• TASK GOAL: No images are to be carried over; print all other material exactly as it stands.
[RECORDS FOR THE TASK start]
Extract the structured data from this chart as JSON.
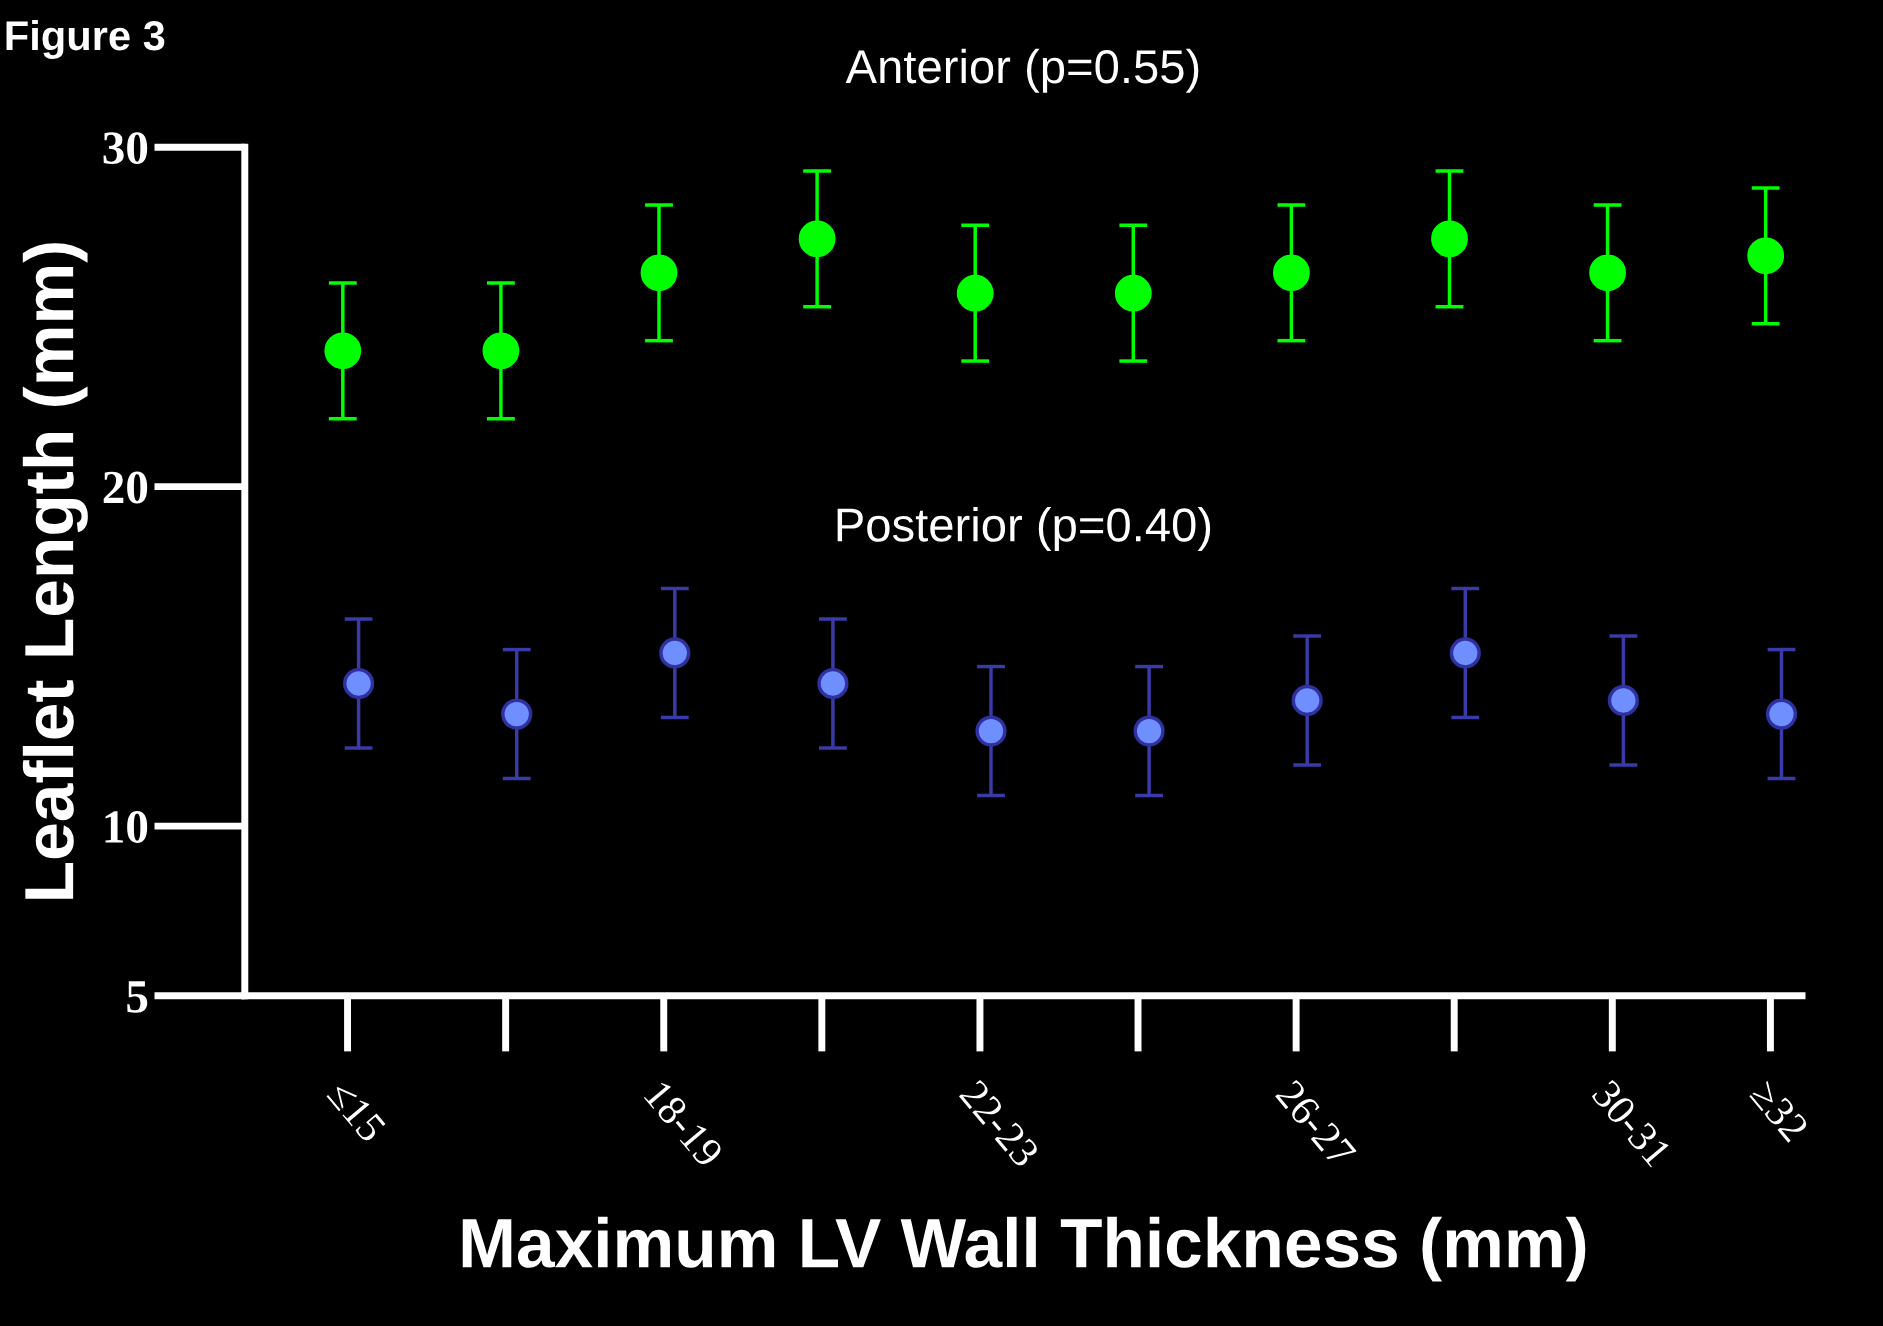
{
  "chart_data": {
    "type": "scatter",
    "title": "Figure 3",
    "xlabel": "Maximum LV Wall Thickness (mm)",
    "ylabel": "Leaflet Length (mm)",
    "categories": [
      "≤15",
      null,
      "18-19",
      null,
      "22-23",
      null,
      "26-27",
      null,
      "30-31",
      "≥32"
    ],
    "series": [
      {
        "color": "#00ff00",
        "values": [
          24.0,
          24.0,
          26.3,
          27.3,
          25.7,
          25.7,
          26.3,
          27.3,
          26.3,
          26.8
        ],
        "errors": [
          2,
          2,
          2,
          2,
          2,
          2,
          2,
          2,
          2,
          2
        ]
      },
      {
        "color": "#6f8fff",
        "values": [
          14.2,
          13.3,
          15.1,
          14.2,
          12.8,
          12.8,
          13.7,
          15.1,
          13.7,
          13.3
        ],
        "errors": [
          1.9,
          1.9,
          1.9,
          1.9,
          1.9,
          1.9,
          1.9,
          1.9,
          1.9,
          1.9
        ]
      }
    ],
    "annotations": [
      "Anterior (p=0.55)",
      "Posterior (p=0.40)"
    ],
    "ylim": [
      5,
      30
    ],
    "yticks": [
      5,
      10,
      20,
      30
    ],
    "marker": "circle",
    "grid": false,
    "legend": false
  }
}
[RECORDS FOR THE TASK end]
• TASK SOLUTION:
Extract the structured data from this chart as JSON.
{
  "chart_data": {
    "type": "scatter",
    "title": "Figure 3",
    "xlabel": "Maximum LV Wall Thickness (mm)",
    "ylabel": "Leaflet Length (mm)",
    "categories": [
      "≤15",
      null,
      "18-19",
      null,
      "22-23",
      null,
      "26-27",
      null,
      "30-31",
      "≥32"
    ],
    "series": [
      {
        "color": "#00ff00",
        "values": [
          24.0,
          24.0,
          26.3,
          27.3,
          25.7,
          25.7,
          26.3,
          27.3,
          26.3,
          26.8
        ],
        "errors": [
          2,
          2,
          2,
          2,
          2,
          2,
          2,
          2,
          2,
          2
        ]
      },
      {
        "color": "#6f8fff",
        "values": [
          14.2,
          13.3,
          15.1,
          14.2,
          12.8,
          12.8,
          13.7,
          15.1,
          13.7,
          13.3
        ],
        "errors": [
          1.9,
          1.9,
          1.9,
          1.9,
          1.9,
          1.9,
          1.9,
          1.9,
          1.9,
          1.9
        ]
      }
    ],
    "annotations": [
      "Anterior (p=0.55)",
      "Posterior (p=0.40)"
    ],
    "ylim": [
      5,
      30
    ],
    "yticks": [
      5,
      10,
      20,
      30
    ],
    "marker": "circle",
    "grid": false,
    "legend": false
  }
}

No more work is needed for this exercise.